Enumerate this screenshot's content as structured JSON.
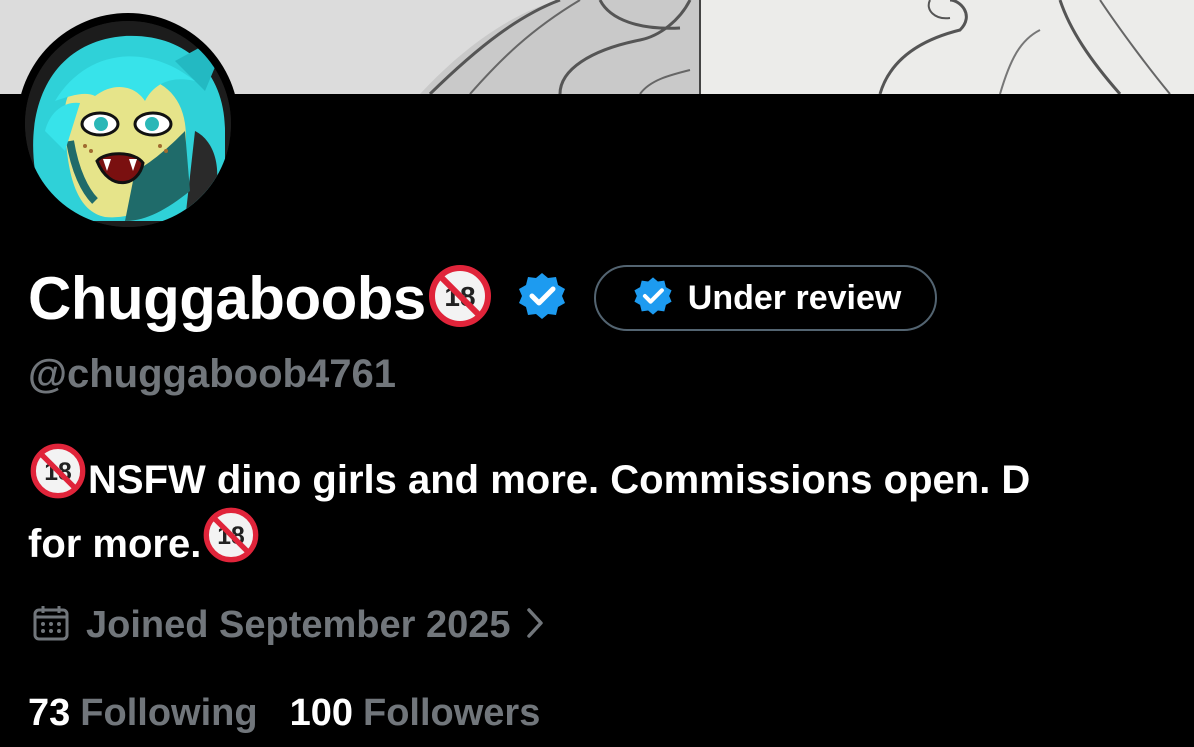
{
  "profile": {
    "display_name": "Chuggaboobs",
    "handle": "@chuggaboob4761",
    "verification_status": "Under review",
    "bio_line1": "NSFW dino girls and more. Commissions open. D",
    "bio_line2": "for more.",
    "joined": "Joined September 2025",
    "following_count": "73",
    "following_label": "Following",
    "followers_count": "100",
    "followers_label": "Followers"
  },
  "icons": {
    "age_badge": "no-under-18-icon",
    "verified": "verified-badge-icon",
    "calendar": "calendar-icon",
    "chevron": "chevron-right-icon"
  },
  "colors": {
    "background": "#000000",
    "verified_blue": "#1d9bf0",
    "muted_text": "#71767b",
    "age_badge_red": "#e0243a"
  }
}
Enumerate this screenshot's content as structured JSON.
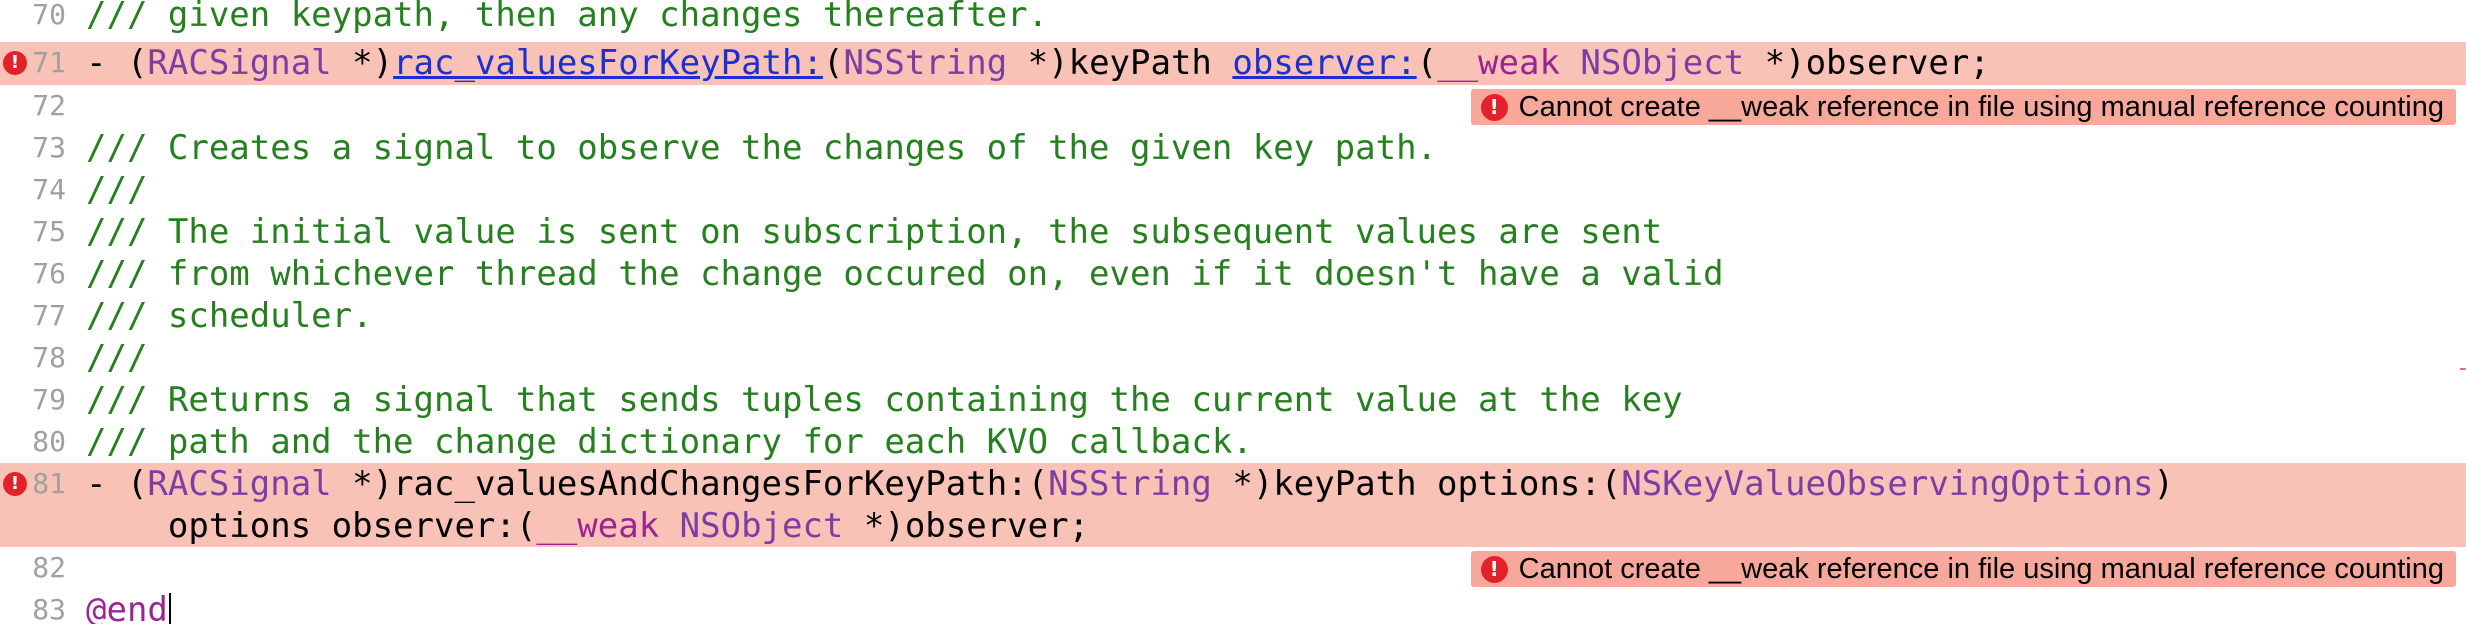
{
  "editor": {
    "lines": {
      "l70": {
        "num": "70",
        "text": "/// given keypath, then any changes thereafter."
      },
      "l71": {
        "num": "71",
        "parts": {
          "dash": "- (",
          "type1": "RACSignal",
          "star1": " *)",
          "method1": "rac_valuesForKeyPath:",
          "paren1": "(",
          "type2": "NSString",
          "star2": " *)keyPath ",
          "method2": "observer:",
          "paren2": "(",
          "weak": "__weak",
          "space": " ",
          "type3": "NSObject",
          "end": " *)observer;"
        }
      },
      "l72": {
        "num": "72",
        "error": "Cannot create __weak reference in file using manual reference counting"
      },
      "l73": {
        "num": "73",
        "text": "/// Creates a signal to observe the changes of the given key path."
      },
      "l74": {
        "num": "74",
        "text": "///"
      },
      "l75": {
        "num": "75",
        "text": "/// The initial value is sent on subscription, the subsequent values are sent"
      },
      "l76": {
        "num": "76",
        "text": "/// from whichever thread the change occured on, even if it doesn't have a valid"
      },
      "l77": {
        "num": "77",
        "text": "/// scheduler."
      },
      "l78": {
        "num": "78",
        "text": "///"
      },
      "l79": {
        "num": "79",
        "text": "/// Returns a signal that sends tuples containing the current value at the key"
      },
      "l80": {
        "num": "80",
        "text": "/// path and the change dictionary for each KVO callback."
      },
      "l81": {
        "num": "81",
        "parts": {
          "dash": "- (",
          "type1": "RACSignal",
          "mid1": " *)rac_valuesAndChangesForKeyPath:(",
          "type2": "NSString",
          "mid2": " *)keyPath options:(",
          "type3": "NSKeyValueObservingOptions",
          "end1": ")"
        },
        "cont": {
          "start": "    options observer:(",
          "weak": "__weak",
          "space": " ",
          "type": "NSObject",
          "end": " *)observer;"
        }
      },
      "l82": {
        "num": "82",
        "error": "Cannot create __weak reference in file using manual reference counting"
      },
      "l83": {
        "num": "83",
        "text": "@end"
      }
    },
    "error_marker": "!",
    "colors": {
      "comment": "#26801f",
      "type": "#7b3fa3",
      "keyword": "#9b2393",
      "link": "#1b2fd3",
      "error_line": "#f9c2b6",
      "error_badge": "#f8a89b",
      "error_icon": "#e0222b"
    }
  }
}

• Task instructions: The data above should be repeated exactly, minus any pictures.

• Response:
Enumerate this screenshot's content as structured JSON.
{
  "profile": {
    "display_name": "Chuggaboobs",
    "handle": "@chuggaboob4761",
    "verification_status": "Under review",
    "bio_line1": "NSFW dino girls and more. Commissions open. D",
    "bio_line2": "for more.",
    "joined": "Joined September 2025",
    "following_count": "73",
    "following_label": "Following",
    "followers_count": "100",
    "followers_label": "Followers"
  },
  "icons": {
    "age_badge": "no-under-18-icon",
    "verified": "verified-badge-icon",
    "calendar": "calendar-icon",
    "chevron": "chevron-right-icon"
  },
  "colors": {
    "background": "#000000",
    "verified_blue": "#1d9bf0",
    "muted_text": "#71767b",
    "age_badge_red": "#e0243a"
  }
}
Enumerate this screenshot's content as structured JSON.
{
  "editor": {
    "lines": {
      "l70": {
        "num": "70",
        "text": "/// given keypath, then any changes thereafter."
      },
      "l71": {
        "num": "71",
        "parts": {
          "dash": "- (",
          "type1": "RACSignal",
          "star1": " *)",
          "method1": "rac_valuesForKeyPath:",
          "paren1": "(",
          "type2": "NSString",
          "star2": " *)keyPath ",
          "method2": "observer:",
          "paren2": "(",
          "weak": "__weak",
          "space": " ",
          "type3": "NSObject",
          "end": " *)observer;"
        }
      },
      "l72": {
        "num": "72",
        "error": "Cannot create __weak reference in file using manual reference counting"
      },
      "l73": {
        "num": "73",
        "text": "/// Creates a signal to observe the changes of the given key path."
      },
      "l74": {
        "num": "74",
        "text": "///"
      },
      "l75": {
        "num": "75",
        "text": "/// The initial value is sent on subscription, the subsequent values are sent"
      },
      "l76": {
        "num": "76",
        "text": "/// from whichever thread the change occured on, even if it doesn't have a valid"
      },
      "l77": {
        "num": "77",
        "text": "/// scheduler."
      },
      "l78": {
        "num": "78",
        "text": "///"
      },
      "l79": {
        "num": "79",
        "text": "/// Returns a signal that sends tuples containing the current value at the key"
      },
      "l80": {
        "num": "80",
        "text": "/// path and the change dictionary for each KVO callback."
      },
      "l81": {
        "num": "81",
        "parts": {
          "dash": "- (",
          "type1": "RACSignal",
          "mid1": " *)rac_valuesAndChangesForKeyPath:(",
          "type2": "NSString",
          "mid2": " *)keyPath options:(",
          "type3": "NSKeyValueObservingOptions",
          "end1": ")"
        },
        "cont": {
          "start": "    options observer:(",
          "weak": "__weak",
          "space": " ",
          "type": "NSObject",
          "end": " *)observer;"
        }
      },
      "l82": {
        "num": "82",
        "error": "Cannot create __weak reference in file using manual reference counting"
      },
      "l83": {
        "num": "83",
        "text": "@end"
      }
    },
    "error_marker": "!",
    "colors": {
      "comment": "#26801f",
      "type": "#7b3fa3",
      "keyword": "#9b2393",
      "link": "#1b2fd3",
      "error_line": "#f9c2b6",
      "error_badge": "#f8a89b",
      "error_icon": "#e0222b"
    }
  }
}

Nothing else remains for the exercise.